PROMPT — Each entry below is to be given again word for word, with no pictures.
-- DATASET ENTRIES start --
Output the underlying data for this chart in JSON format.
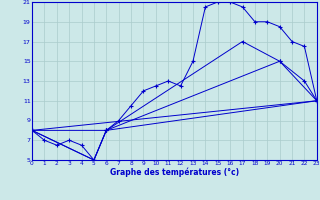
{
  "xlabel": "Graphe des températures (°c)",
  "background_color": "#cce8e8",
  "grid_color": "#aacccc",
  "line_color": "#0000cc",
  "x_min": 0,
  "x_max": 23,
  "y_min": 5,
  "y_max": 21,
  "curve_main_x": [
    0,
    1,
    2,
    3,
    4,
    5,
    6,
    7,
    8,
    9,
    10,
    11,
    12,
    13,
    14,
    15,
    16,
    17,
    18,
    19,
    20,
    21,
    22,
    23
  ],
  "curve_main_y": [
    8,
    7,
    6.5,
    7,
    6.5,
    5,
    8,
    9,
    10.5,
    12,
    12.5,
    13,
    12.5,
    15,
    20.5,
    21,
    21,
    20.5,
    19,
    19,
    18.5,
    17,
    16.5,
    11
  ],
  "line1_x": [
    0,
    23
  ],
  "line1_y": [
    8,
    11
  ],
  "line2_x": [
    0,
    5,
    6,
    23
  ],
  "line2_y": [
    8,
    5,
    8,
    11
  ],
  "line3_x": [
    0,
    5,
    6,
    20,
    23
  ],
  "line3_y": [
    8,
    5,
    8,
    15,
    11
  ],
  "line4_x": [
    0,
    6,
    17,
    20,
    22,
    23
  ],
  "line4_y": [
    8,
    8,
    17,
    15,
    13,
    11
  ]
}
-- DATASET ENTRIES end --
SOLUTION TO THE PROBLEM —
Output the underlying data for this chart in JSON format.
{
  "xlabel": "Graphe des températures (°c)",
  "background_color": "#cce8e8",
  "grid_color": "#aacccc",
  "line_color": "#0000cc",
  "x_min": 0,
  "x_max": 23,
  "y_min": 5,
  "y_max": 21,
  "curve_main_x": [
    0,
    1,
    2,
    3,
    4,
    5,
    6,
    7,
    8,
    9,
    10,
    11,
    12,
    13,
    14,
    15,
    16,
    17,
    18,
    19,
    20,
    21,
    22,
    23
  ],
  "curve_main_y": [
    8,
    7,
    6.5,
    7,
    6.5,
    5,
    8,
    9,
    10.5,
    12,
    12.5,
    13,
    12.5,
    15,
    20.5,
    21,
    21,
    20.5,
    19,
    19,
    18.5,
    17,
    16.5,
    11
  ],
  "line1_x": [
    0,
    23
  ],
  "line1_y": [
    8,
    11
  ],
  "line2_x": [
    0,
    5,
    6,
    23
  ],
  "line2_y": [
    8,
    5,
    8,
    11
  ],
  "line3_x": [
    0,
    5,
    6,
    20,
    23
  ],
  "line3_y": [
    8,
    5,
    8,
    15,
    11
  ],
  "line4_x": [
    0,
    6,
    17,
    20,
    22,
    23
  ],
  "line4_y": [
    8,
    8,
    17,
    15,
    13,
    11
  ]
}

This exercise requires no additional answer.